>> START Supplied information

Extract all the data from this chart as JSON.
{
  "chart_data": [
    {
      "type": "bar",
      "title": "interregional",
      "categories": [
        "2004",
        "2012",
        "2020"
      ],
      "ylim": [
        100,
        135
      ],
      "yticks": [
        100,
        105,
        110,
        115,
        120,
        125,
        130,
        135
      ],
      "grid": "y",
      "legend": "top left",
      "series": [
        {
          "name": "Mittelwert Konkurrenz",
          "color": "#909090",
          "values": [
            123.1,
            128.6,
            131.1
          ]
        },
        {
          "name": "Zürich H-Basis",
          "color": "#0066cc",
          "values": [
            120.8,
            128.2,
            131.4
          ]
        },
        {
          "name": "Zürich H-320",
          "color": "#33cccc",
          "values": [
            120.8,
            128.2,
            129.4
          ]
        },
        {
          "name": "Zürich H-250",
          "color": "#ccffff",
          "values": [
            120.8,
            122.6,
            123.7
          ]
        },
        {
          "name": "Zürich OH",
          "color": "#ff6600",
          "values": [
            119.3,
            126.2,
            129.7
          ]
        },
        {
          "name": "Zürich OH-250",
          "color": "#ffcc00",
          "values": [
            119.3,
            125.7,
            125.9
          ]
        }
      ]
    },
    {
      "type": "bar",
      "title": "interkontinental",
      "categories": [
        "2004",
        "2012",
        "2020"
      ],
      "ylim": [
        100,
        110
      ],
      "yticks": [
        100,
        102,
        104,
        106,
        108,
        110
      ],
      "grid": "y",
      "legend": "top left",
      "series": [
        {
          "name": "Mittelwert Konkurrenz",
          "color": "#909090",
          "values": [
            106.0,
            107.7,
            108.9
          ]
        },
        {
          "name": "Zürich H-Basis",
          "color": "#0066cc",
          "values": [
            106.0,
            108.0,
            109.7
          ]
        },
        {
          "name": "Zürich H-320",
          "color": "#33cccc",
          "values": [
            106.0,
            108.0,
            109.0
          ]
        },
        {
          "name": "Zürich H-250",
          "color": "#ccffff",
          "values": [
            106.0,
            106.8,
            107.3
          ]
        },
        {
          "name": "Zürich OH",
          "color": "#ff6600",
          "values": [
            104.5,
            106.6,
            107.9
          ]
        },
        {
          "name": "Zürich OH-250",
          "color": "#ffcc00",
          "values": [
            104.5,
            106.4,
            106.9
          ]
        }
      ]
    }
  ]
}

>> END Supplied information

> **Instruction**: Please set down the whole listing above without altering a single line.

> **Task response**:
Extract all the data from this chart as JSON.
{
  "chart_data": [
    {
      "type": "bar",
      "title": "interregional",
      "categories": [
        "2004",
        "2012",
        "2020"
      ],
      "ylim": [
        100,
        135
      ],
      "yticks": [
        100,
        105,
        110,
        115,
        120,
        125,
        130,
        135
      ],
      "grid": "y",
      "legend": "top left",
      "series": [
        {
          "name": "Mittelwert Konkurrenz",
          "color": "#909090",
          "values": [
            123.1,
            128.6,
            131.1
          ]
        },
        {
          "name": "Zürich H-Basis",
          "color": "#0066cc",
          "values": [
            120.8,
            128.2,
            131.4
          ]
        },
        {
          "name": "Zürich H-320",
          "color": "#33cccc",
          "values": [
            120.8,
            128.2,
            129.4
          ]
        },
        {
          "name": "Zürich H-250",
          "color": "#ccffff",
          "values": [
            120.8,
            122.6,
            123.7
          ]
        },
        {
          "name": "Zürich OH",
          "color": "#ff6600",
          "values": [
            119.3,
            126.2,
            129.7
          ]
        },
        {
          "name": "Zürich OH-250",
          "color": "#ffcc00",
          "values": [
            119.3,
            125.7,
            125.9
          ]
        }
      ]
    },
    {
      "type": "bar",
      "title": "interkontinental",
      "categories": [
        "2004",
        "2012",
        "2020"
      ],
      "ylim": [
        100,
        110
      ],
      "yticks": [
        100,
        102,
        104,
        106,
        108,
        110
      ],
      "grid": "y",
      "legend": "top left",
      "series": [
        {
          "name": "Mittelwert Konkurrenz",
          "color": "#909090",
          "values": [
            106.0,
            107.7,
            108.9
          ]
        },
        {
          "name": "Zürich H-Basis",
          "color": "#0066cc",
          "values": [
            106.0,
            108.0,
            109.7
          ]
        },
        {
          "name": "Zürich H-320",
          "color": "#33cccc",
          "values": [
            106.0,
            108.0,
            109.0
          ]
        },
        {
          "name": "Zürich H-250",
          "color": "#ccffff",
          "values": [
            106.0,
            106.8,
            107.3
          ]
        },
        {
          "name": "Zürich OH",
          "color": "#ff6600",
          "values": [
            104.5,
            106.6,
            107.9
          ]
        },
        {
          "name": "Zürich OH-250",
          "color": "#ffcc00",
          "values": [
            104.5,
            106.4,
            106.9
          ]
        }
      ]
    }
  ]
}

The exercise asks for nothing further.